### Recorded data

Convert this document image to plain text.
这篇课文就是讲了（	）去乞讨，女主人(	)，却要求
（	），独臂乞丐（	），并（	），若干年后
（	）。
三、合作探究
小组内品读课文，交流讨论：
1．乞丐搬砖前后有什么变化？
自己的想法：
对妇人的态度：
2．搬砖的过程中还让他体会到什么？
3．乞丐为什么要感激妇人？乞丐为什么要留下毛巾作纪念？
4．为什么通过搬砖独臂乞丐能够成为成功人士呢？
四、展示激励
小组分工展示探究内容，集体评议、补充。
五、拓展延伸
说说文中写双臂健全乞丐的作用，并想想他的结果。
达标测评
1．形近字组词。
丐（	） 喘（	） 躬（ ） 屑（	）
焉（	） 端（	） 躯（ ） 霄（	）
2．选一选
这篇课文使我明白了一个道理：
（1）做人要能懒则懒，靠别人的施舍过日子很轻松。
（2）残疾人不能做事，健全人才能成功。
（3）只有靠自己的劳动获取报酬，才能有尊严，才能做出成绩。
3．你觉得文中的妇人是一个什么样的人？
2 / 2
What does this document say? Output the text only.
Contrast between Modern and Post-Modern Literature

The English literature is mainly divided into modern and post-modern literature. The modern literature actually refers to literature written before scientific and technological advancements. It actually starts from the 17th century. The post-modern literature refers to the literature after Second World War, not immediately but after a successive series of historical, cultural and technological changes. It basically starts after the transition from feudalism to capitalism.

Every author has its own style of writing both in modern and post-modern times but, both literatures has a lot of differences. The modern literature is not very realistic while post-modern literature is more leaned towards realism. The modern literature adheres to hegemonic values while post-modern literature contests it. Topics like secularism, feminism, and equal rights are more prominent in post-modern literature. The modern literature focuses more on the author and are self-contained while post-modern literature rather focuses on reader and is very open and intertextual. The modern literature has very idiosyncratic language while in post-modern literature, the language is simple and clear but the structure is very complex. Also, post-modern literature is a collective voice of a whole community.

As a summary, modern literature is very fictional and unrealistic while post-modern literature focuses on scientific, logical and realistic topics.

######

Sift the material for lines with the string "document". Copy each one found.

Result of this exercise:
Convert this document image to plain text.
What does this document say? Output the text only.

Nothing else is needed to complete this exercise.